▶ **What you are asked to do**:
Look through the records below and give the number of lines holding the string "которых", nothing more.

▶ **Material for this exercise**:
***

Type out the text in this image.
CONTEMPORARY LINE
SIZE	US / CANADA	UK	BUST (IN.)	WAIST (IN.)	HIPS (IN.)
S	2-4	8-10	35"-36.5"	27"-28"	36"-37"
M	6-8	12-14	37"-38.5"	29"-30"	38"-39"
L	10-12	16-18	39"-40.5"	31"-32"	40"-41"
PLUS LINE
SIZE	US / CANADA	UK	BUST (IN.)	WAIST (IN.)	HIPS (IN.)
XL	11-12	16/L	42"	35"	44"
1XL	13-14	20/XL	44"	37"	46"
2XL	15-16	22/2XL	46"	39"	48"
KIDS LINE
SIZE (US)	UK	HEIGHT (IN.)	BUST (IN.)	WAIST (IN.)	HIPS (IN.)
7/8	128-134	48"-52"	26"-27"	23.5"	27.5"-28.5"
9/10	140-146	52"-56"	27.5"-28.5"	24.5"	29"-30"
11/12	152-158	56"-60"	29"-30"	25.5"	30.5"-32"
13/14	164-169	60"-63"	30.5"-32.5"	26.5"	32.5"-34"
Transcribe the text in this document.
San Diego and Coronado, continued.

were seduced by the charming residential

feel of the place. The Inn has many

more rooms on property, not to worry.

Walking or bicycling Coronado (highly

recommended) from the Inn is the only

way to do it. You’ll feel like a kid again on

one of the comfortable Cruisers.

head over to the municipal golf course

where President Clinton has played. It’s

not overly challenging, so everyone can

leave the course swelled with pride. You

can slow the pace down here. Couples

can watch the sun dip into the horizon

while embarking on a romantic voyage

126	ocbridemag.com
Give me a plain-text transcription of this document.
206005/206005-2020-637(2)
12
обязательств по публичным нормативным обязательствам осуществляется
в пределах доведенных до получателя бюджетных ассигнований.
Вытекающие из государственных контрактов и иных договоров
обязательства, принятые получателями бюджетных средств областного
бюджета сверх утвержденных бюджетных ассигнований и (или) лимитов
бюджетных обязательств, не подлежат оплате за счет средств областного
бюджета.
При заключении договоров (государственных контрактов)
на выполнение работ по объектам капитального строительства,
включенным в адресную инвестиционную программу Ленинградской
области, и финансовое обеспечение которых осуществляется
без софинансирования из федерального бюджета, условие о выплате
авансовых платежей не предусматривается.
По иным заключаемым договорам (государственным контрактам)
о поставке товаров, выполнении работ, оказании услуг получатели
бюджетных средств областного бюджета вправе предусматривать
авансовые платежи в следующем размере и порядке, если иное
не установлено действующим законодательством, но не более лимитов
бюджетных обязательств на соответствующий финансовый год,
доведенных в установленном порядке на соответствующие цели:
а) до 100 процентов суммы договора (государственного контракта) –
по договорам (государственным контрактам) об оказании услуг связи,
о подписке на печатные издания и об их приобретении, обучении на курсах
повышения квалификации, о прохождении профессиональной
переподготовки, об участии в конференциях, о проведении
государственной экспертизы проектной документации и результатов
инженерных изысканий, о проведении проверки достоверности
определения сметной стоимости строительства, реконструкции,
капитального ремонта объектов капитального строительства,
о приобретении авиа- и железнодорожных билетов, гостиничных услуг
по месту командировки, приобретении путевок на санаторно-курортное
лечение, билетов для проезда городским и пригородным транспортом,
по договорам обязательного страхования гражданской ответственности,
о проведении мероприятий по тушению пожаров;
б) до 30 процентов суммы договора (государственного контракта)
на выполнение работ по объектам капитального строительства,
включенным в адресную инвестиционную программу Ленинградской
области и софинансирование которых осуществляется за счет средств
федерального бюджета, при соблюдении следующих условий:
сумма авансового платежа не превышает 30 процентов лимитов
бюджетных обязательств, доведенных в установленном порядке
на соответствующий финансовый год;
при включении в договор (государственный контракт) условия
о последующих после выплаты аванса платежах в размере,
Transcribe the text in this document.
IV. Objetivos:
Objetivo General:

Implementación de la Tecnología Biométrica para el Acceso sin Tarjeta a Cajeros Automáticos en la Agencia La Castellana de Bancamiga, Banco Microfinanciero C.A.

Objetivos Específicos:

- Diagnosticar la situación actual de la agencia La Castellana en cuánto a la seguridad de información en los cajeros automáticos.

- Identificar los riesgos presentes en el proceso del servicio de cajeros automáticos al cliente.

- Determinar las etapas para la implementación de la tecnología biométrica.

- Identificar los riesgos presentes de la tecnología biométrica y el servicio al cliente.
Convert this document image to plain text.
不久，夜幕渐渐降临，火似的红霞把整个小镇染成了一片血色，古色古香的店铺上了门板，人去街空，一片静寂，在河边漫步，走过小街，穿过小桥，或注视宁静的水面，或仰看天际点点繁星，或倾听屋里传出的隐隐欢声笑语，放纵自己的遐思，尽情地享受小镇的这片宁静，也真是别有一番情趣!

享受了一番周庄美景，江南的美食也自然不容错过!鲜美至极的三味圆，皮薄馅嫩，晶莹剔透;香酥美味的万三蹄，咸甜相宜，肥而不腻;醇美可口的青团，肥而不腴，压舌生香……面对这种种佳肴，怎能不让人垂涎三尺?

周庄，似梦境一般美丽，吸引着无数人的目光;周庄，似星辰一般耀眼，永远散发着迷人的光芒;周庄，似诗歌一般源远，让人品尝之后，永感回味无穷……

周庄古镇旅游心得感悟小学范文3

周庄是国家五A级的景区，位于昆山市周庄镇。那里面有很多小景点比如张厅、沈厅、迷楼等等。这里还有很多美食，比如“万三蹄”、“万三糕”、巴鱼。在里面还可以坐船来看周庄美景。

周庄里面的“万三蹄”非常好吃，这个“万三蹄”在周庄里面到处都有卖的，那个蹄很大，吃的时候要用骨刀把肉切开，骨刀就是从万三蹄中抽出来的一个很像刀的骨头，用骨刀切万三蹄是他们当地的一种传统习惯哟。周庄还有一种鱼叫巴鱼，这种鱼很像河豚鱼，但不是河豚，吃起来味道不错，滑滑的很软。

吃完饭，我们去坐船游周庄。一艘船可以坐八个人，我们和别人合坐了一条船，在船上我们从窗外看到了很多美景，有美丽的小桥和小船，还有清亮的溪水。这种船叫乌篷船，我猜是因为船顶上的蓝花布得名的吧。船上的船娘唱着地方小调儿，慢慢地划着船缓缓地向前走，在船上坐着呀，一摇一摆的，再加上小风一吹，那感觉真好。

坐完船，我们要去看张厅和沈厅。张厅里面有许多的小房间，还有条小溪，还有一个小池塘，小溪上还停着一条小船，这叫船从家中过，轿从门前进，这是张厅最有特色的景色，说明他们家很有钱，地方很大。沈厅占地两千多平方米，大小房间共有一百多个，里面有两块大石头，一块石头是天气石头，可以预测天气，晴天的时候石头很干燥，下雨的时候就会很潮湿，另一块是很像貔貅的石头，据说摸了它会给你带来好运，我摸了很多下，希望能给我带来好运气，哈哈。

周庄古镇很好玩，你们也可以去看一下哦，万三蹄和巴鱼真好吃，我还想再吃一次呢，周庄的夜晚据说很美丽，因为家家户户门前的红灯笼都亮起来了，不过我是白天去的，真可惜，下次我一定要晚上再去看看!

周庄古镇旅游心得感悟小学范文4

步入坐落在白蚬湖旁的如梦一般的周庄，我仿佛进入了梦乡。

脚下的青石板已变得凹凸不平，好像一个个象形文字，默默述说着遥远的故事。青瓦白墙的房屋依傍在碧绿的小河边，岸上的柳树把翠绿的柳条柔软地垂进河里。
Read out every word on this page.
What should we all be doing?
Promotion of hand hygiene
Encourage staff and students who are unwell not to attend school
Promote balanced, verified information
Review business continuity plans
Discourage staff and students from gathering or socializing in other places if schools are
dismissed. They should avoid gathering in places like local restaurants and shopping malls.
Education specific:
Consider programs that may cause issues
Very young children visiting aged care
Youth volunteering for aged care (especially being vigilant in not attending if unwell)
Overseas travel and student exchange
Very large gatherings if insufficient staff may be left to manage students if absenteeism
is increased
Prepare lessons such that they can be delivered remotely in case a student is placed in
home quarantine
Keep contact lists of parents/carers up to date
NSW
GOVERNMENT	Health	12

***

▶ **Exercise result**:
2